EXERCISE AIM — Lines holding the string "circle" are the ones to copy; find them all in the data.

GIVEN DATA —

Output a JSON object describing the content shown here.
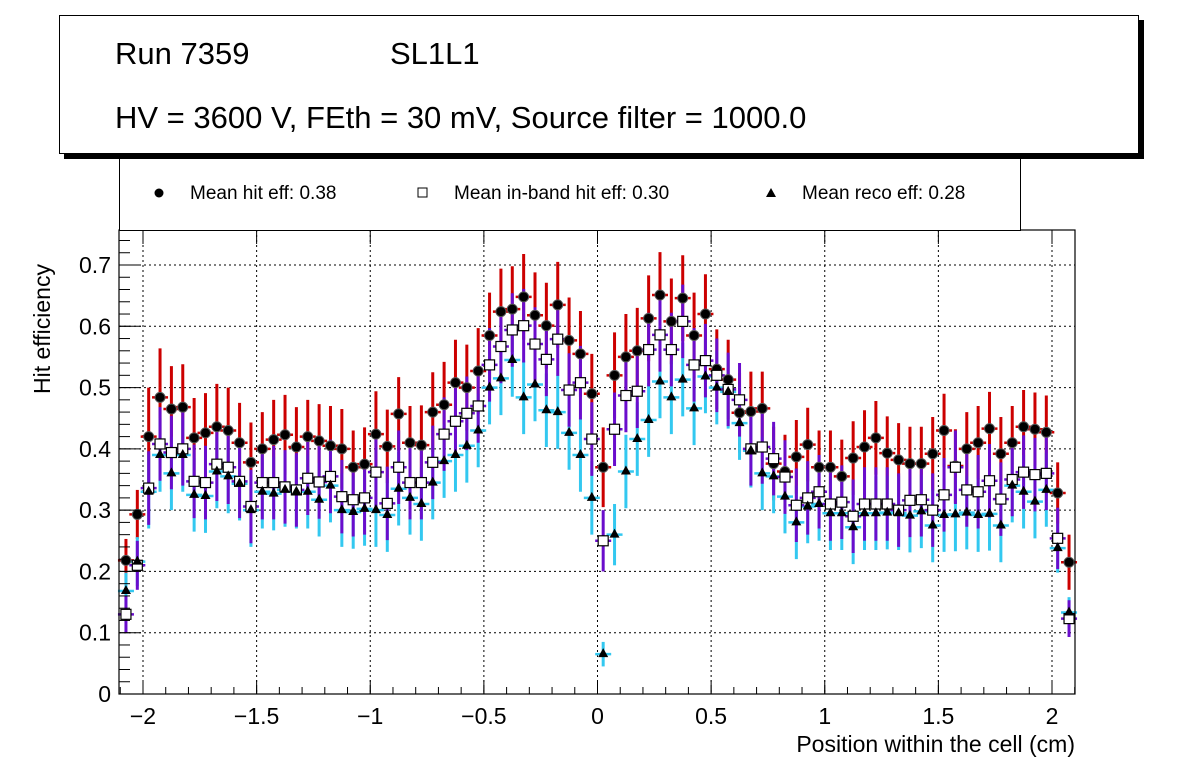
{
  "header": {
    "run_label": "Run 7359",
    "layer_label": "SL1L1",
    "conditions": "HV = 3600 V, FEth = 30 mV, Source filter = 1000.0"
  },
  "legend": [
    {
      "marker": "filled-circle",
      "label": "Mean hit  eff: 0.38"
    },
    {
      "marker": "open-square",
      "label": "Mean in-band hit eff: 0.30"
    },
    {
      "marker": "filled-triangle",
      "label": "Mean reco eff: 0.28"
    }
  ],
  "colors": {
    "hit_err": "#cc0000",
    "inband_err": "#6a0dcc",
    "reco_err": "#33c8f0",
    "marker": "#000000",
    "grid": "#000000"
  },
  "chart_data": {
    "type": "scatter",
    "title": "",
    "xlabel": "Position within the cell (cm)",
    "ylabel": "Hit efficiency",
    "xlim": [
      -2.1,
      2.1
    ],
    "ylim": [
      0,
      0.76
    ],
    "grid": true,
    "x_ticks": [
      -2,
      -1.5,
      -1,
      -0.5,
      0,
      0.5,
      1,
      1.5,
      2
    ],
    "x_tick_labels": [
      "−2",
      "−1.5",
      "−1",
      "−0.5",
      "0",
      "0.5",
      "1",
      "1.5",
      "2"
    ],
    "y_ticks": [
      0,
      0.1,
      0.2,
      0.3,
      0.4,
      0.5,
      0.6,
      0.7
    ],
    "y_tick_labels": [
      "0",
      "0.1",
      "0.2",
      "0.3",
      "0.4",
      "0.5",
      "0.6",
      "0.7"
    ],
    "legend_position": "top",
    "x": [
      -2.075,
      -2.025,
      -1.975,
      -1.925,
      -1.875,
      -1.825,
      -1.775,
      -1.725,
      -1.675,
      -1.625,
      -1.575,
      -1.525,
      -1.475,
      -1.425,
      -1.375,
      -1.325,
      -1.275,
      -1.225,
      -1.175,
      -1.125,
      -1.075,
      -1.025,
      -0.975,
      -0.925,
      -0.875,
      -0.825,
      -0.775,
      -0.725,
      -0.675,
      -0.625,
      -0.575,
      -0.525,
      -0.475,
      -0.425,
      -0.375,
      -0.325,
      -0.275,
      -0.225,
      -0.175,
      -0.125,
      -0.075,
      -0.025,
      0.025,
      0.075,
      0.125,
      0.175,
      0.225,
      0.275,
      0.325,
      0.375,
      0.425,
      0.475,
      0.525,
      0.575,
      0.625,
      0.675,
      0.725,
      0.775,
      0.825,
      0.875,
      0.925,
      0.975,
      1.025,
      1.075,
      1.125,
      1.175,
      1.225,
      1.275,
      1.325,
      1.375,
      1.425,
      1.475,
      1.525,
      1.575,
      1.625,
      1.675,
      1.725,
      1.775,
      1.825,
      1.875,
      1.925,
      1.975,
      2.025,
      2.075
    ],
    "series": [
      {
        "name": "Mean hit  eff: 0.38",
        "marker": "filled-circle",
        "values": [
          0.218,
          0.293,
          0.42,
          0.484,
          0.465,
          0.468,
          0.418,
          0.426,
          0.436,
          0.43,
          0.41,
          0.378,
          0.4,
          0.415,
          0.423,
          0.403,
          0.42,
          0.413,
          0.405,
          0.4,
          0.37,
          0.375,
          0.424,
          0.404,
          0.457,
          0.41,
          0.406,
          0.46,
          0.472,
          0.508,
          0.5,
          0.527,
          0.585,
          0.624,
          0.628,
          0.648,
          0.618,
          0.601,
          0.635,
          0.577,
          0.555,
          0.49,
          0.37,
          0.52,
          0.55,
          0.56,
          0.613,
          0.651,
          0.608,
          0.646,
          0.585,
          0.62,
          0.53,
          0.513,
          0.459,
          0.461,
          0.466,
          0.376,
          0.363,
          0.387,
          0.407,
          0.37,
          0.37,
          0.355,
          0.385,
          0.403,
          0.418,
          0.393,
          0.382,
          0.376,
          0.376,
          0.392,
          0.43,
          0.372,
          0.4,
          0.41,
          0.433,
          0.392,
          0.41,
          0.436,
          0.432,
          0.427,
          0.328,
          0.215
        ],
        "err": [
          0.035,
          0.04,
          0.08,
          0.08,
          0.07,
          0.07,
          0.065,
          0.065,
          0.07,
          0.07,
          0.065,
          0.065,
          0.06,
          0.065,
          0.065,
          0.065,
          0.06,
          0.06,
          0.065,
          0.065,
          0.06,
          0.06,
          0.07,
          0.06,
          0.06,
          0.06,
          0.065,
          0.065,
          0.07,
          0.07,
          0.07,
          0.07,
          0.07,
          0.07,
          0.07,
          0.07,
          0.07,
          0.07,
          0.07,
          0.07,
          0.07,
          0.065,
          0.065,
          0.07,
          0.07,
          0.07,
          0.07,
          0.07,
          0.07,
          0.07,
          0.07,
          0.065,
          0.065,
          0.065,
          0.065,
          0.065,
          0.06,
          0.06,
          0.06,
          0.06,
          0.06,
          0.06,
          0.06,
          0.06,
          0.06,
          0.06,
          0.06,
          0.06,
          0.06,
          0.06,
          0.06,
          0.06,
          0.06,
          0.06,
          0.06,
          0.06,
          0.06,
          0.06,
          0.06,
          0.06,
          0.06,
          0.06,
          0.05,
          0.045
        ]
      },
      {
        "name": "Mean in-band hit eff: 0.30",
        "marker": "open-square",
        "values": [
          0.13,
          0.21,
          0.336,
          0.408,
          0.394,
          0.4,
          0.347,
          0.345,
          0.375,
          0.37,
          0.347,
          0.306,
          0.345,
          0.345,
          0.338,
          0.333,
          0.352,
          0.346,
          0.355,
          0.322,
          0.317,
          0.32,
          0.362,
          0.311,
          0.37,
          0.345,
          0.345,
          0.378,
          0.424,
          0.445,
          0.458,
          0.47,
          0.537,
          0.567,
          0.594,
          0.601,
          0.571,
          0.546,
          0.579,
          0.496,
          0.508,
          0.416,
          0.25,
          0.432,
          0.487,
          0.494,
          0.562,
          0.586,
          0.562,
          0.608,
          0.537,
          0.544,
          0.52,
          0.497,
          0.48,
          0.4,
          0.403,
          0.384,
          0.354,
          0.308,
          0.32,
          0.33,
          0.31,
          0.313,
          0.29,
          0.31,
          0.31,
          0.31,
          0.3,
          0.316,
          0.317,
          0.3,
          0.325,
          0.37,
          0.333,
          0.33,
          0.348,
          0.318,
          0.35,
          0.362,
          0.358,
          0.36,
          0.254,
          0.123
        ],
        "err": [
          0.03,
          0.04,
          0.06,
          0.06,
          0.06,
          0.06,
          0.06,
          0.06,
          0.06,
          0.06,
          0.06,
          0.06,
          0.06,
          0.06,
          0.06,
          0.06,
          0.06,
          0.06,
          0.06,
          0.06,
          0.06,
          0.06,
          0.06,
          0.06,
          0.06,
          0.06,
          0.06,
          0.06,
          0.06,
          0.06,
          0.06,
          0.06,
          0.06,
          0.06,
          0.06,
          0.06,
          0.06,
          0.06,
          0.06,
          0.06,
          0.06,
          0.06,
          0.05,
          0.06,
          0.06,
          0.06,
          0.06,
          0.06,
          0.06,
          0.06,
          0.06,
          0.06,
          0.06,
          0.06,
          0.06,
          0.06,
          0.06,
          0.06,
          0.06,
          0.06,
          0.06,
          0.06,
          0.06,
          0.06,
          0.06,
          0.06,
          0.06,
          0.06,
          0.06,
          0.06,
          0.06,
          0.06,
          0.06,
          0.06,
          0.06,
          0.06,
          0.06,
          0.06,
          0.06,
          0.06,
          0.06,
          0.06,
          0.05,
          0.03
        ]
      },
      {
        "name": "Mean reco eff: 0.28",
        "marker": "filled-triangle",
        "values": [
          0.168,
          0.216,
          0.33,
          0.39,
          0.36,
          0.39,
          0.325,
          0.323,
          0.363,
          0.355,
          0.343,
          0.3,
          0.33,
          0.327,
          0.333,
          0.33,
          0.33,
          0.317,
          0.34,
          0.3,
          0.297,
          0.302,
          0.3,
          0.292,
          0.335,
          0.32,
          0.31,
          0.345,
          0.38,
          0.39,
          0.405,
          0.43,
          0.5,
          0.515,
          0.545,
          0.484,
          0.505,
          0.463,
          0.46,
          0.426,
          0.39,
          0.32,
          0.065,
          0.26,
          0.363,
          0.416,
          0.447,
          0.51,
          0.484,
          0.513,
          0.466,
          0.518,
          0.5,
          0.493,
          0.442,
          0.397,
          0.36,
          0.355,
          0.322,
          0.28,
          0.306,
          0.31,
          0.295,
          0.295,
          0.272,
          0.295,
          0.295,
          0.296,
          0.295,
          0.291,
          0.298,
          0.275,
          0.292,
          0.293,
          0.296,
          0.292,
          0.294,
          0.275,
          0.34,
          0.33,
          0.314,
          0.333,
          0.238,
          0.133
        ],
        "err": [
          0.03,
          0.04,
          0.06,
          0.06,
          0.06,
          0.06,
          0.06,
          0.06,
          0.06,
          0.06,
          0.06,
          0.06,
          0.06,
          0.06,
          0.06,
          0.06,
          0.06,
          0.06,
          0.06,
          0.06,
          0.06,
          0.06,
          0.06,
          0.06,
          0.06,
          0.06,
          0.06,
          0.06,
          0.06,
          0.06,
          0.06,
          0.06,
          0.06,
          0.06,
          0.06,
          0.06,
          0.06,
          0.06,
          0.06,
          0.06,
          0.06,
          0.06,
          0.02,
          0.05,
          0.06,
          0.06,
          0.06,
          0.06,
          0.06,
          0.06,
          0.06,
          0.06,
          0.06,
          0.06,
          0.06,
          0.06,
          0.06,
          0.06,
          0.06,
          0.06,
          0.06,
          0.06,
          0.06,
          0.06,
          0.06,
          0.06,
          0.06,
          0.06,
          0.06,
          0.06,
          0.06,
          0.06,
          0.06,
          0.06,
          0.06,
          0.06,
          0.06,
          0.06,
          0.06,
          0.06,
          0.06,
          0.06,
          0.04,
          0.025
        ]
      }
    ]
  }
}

TASK RESULT —
      "marker": "filled-circle",
        "marker": "filled-circle",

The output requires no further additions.